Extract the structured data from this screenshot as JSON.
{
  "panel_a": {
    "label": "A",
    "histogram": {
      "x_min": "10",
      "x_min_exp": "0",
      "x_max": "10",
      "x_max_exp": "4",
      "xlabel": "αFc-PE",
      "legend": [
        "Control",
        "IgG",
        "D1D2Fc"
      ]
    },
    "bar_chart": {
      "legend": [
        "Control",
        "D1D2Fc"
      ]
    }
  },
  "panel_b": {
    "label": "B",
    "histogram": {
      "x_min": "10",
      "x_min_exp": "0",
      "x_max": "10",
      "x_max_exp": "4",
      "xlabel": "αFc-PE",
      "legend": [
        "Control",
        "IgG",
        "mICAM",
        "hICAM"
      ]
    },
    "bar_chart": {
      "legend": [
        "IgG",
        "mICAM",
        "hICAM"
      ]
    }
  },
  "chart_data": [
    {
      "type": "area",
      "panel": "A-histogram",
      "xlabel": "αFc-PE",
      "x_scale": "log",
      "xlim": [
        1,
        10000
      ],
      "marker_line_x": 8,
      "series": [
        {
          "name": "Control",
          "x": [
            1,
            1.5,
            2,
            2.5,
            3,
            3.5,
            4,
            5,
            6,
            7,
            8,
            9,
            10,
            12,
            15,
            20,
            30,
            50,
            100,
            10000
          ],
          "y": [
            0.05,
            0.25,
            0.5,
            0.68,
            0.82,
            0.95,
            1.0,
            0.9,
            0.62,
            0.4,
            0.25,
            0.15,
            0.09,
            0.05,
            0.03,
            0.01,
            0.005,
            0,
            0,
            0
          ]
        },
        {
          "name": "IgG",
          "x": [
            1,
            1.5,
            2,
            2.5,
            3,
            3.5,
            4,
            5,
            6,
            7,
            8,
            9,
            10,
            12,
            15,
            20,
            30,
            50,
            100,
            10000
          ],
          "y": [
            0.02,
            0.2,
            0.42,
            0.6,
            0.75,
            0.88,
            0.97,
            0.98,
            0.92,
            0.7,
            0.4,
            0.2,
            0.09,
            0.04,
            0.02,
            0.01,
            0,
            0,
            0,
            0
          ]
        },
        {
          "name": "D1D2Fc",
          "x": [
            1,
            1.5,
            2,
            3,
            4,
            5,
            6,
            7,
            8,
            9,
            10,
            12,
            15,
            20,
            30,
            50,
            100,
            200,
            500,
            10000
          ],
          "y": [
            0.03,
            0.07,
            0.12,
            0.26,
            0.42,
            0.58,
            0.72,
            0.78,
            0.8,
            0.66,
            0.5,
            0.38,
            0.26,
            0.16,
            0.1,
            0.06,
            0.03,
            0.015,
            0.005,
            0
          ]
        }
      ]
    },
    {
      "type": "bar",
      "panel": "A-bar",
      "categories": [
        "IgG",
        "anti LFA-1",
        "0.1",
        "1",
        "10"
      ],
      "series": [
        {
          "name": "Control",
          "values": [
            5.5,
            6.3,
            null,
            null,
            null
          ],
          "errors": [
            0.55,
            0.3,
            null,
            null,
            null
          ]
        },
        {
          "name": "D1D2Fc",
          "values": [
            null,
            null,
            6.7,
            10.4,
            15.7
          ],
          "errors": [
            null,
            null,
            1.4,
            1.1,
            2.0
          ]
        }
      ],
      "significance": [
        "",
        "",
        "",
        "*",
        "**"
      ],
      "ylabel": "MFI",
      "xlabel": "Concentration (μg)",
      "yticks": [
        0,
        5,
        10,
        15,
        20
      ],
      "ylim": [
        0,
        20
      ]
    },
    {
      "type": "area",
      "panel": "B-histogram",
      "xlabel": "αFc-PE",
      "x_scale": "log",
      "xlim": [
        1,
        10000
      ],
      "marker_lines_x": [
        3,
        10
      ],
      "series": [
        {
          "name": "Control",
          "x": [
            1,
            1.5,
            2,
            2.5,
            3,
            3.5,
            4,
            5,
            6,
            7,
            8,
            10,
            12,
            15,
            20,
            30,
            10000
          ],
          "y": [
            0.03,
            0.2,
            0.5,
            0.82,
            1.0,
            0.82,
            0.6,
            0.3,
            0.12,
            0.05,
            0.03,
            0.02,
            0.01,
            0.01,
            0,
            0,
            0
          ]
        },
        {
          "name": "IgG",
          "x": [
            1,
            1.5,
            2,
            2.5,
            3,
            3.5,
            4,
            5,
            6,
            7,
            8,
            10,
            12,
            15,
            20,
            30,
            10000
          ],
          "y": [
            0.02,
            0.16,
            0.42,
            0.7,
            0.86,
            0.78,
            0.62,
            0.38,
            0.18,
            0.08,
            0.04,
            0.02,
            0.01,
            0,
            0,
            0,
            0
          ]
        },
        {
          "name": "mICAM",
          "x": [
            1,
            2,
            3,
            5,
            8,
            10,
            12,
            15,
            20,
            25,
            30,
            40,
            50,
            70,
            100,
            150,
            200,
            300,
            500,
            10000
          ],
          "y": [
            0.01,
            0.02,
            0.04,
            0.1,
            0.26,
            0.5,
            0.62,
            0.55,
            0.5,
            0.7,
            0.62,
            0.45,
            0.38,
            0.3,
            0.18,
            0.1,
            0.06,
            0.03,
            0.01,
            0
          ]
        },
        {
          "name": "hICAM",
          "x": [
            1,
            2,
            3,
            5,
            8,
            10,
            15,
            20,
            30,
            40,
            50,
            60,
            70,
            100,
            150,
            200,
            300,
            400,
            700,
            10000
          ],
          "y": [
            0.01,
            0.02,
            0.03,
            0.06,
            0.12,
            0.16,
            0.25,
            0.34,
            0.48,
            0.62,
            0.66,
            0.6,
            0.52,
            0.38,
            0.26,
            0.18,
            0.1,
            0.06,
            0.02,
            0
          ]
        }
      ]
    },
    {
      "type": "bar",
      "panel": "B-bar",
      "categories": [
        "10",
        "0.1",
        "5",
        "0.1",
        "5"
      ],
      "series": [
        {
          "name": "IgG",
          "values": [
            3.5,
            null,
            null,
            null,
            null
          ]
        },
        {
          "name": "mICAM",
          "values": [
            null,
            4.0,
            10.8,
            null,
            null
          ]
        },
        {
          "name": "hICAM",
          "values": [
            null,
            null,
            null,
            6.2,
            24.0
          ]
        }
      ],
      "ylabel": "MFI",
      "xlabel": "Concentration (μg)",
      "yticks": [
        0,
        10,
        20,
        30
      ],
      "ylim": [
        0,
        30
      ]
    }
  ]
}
########################################
- THE REQUEST -
What is needed here is an exact reproduction of all the entries.

- WRITTEN ANSWER -
Extract the structured data from this screenshot as JSON.
{
  "panel_a": {
    "label": "A",
    "histogram": {
      "x_min": "10",
      "x_min_exp": "0",
      "x_max": "10",
      "x_max_exp": "4",
      "xlabel": "αFc-PE",
      "legend": [
        "Control",
        "IgG",
        "D1D2Fc"
      ]
    },
    "bar_chart": {
      "legend": [
        "Control",
        "D1D2Fc"
      ]
    }
  },
  "panel_b": {
    "label": "B",
    "histogram": {
      "x_min": "10",
      "x_min_exp": "0",
      "x_max": "10",
      "x_max_exp": "4",
      "xlabel": "αFc-PE",
      "legend": [
        "Control",
        "IgG",
        "mICAM",
        "hICAM"
      ]
    },
    "bar_chart": {
      "legend": [
        "IgG",
        "mICAM",
        "hICAM"
      ]
    }
  },
  "chart_data": [
    {
      "type": "area",
      "panel": "A-histogram",
      "xlabel": "αFc-PE",
      "x_scale": "log",
      "xlim": [
        1,
        10000
      ],
      "marker_line_x": 8,
      "series": [
        {
          "name": "Control",
          "x": [
            1,
            1.5,
            2,
            2.5,
            3,
            3.5,
            4,
            5,
            6,
            7,
            8,
            9,
            10,
            12,
            15,
            20,
            30,
            50,
            100,
            10000
          ],
          "y": [
            0.05,
            0.25,
            0.5,
            0.68,
            0.82,
            0.95,
            1.0,
            0.9,
            0.62,
            0.4,
            0.25,
            0.15,
            0.09,
            0.05,
            0.03,
            0.01,
            0.005,
            0,
            0,
            0
          ]
        },
        {
          "name": "IgG",
          "x": [
            1,
            1.5,
            2,
            2.5,
            3,
            3.5,
            4,
            5,
            6,
            7,
            8,
            9,
            10,
            12,
            15,
            20,
            30,
            50,
            100,
            10000
          ],
          "y": [
            0.02,
            0.2,
            0.42,
            0.6,
            0.75,
            0.88,
            0.97,
            0.98,
            0.92,
            0.7,
            0.4,
            0.2,
            0.09,
            0.04,
            0.02,
            0.01,
            0,
            0,
            0,
            0
          ]
        },
        {
          "name": "D1D2Fc",
          "x": [
            1,
            1.5,
            2,
            3,
            4,
            5,
            6,
            7,
            8,
            9,
            10,
            12,
            15,
            20,
            30,
            50,
            100,
            200,
            500,
            10000
          ],
          "y": [
            0.03,
            0.07,
            0.12,
            0.26,
            0.42,
            0.58,
            0.72,
            0.78,
            0.8,
            0.66,
            0.5,
            0.38,
            0.26,
            0.16,
            0.1,
            0.06,
            0.03,
            0.015,
            0.005,
            0
          ]
        }
      ]
    },
    {
      "type": "bar",
      "panel": "A-bar",
      "categories": [
        "IgG",
        "anti LFA-1",
        "0.1",
        "1",
        "10"
      ],
      "series": [
        {
          "name": "Control",
          "values": [
            5.5,
            6.3,
            null,
            null,
            null
          ],
          "errors": [
            0.55,
            0.3,
            null,
            null,
            null
          ]
        },
        {
          "name": "D1D2Fc",
          "values": [
            null,
            null,
            6.7,
            10.4,
            15.7
          ],
          "errors": [
            null,
            null,
            1.4,
            1.1,
            2.0
          ]
        }
      ],
      "significance": [
        "",
        "",
        "",
        "*",
        "**"
      ],
      "ylabel": "MFI",
      "xlabel": "Concentration (μg)",
      "yticks": [
        0,
        5,
        10,
        15,
        20
      ],
      "ylim": [
        0,
        20
      ]
    },
    {
      "type": "area",
      "panel": "B-histogram",
      "xlabel": "αFc-PE",
      "x_scale": "log",
      "xlim": [
        1,
        10000
      ],
      "marker_lines_x": [
        3,
        10
      ],
      "series": [
        {
          "name": "Control",
          "x": [
            1,
            1.5,
            2,
            2.5,
            3,
            3.5,
            4,
            5,
            6,
            7,
            8,
            10,
            12,
            15,
            20,
            30,
            10000
          ],
          "y": [
            0.03,
            0.2,
            0.5,
            0.82,
            1.0,
            0.82,
            0.6,
            0.3,
            0.12,
            0.05,
            0.03,
            0.02,
            0.01,
            0.01,
            0,
            0,
            0
          ]
        },
        {
          "name": "IgG",
          "x": [
            1,
            1.5,
            2,
            2.5,
            3,
            3.5,
            4,
            5,
            6,
            7,
            8,
            10,
            12,
            15,
            20,
            30,
            10000
          ],
          "y": [
            0.02,
            0.16,
            0.42,
            0.7,
            0.86,
            0.78,
            0.62,
            0.38,
            0.18,
            0.08,
            0.04,
            0.02,
            0.01,
            0,
            0,
            0,
            0
          ]
        },
        {
          "name": "mICAM",
          "x": [
            1,
            2,
            3,
            5,
            8,
            10,
            12,
            15,
            20,
            25,
            30,
            40,
            50,
            70,
            100,
            150,
            200,
            300,
            500,
            10000
          ],
          "y": [
            0.01,
            0.02,
            0.04,
            0.1,
            0.26,
            0.5,
            0.62,
            0.55,
            0.5,
            0.7,
            0.62,
            0.45,
            0.38,
            0.3,
            0.18,
            0.1,
            0.06,
            0.03,
            0.01,
            0
          ]
        },
        {
          "name": "hICAM",
          "x": [
            1,
            2,
            3,
            5,
            8,
            10,
            15,
            20,
            30,
            40,
            50,
            60,
            70,
            100,
            150,
            200,
            300,
            400,
            700,
            10000
          ],
          "y": [
            0.01,
            0.02,
            0.03,
            0.06,
            0.12,
            0.16,
            0.25,
            0.34,
            0.48,
            0.62,
            0.66,
            0.6,
            0.52,
            0.38,
            0.26,
            0.18,
            0.1,
            0.06,
            0.02,
            0
          ]
        }
      ]
    },
    {
      "type": "bar",
      "panel": "B-bar",
      "categories": [
        "10",
        "0.1",
        "5",
        "0.1",
        "5"
      ],
      "series": [
        {
          "name": "IgG",
          "values": [
            3.5,
            null,
            null,
            null,
            null
          ]
        },
        {
          "name": "mICAM",
          "values": [
            null,
            4.0,
            10.8,
            null,
            null
          ]
        },
        {
          "name": "hICAM",
          "values": [
            null,
            null,
            null,
            6.2,
            24.0
          ]
        }
      ],
      "ylabel": "MFI",
      "xlabel": "Concentration (μg)",
      "yticks": [
        0,
        10,
        20,
        30
      ],
      "ylim": [
        0,
        30
      ]
    }
  ]
}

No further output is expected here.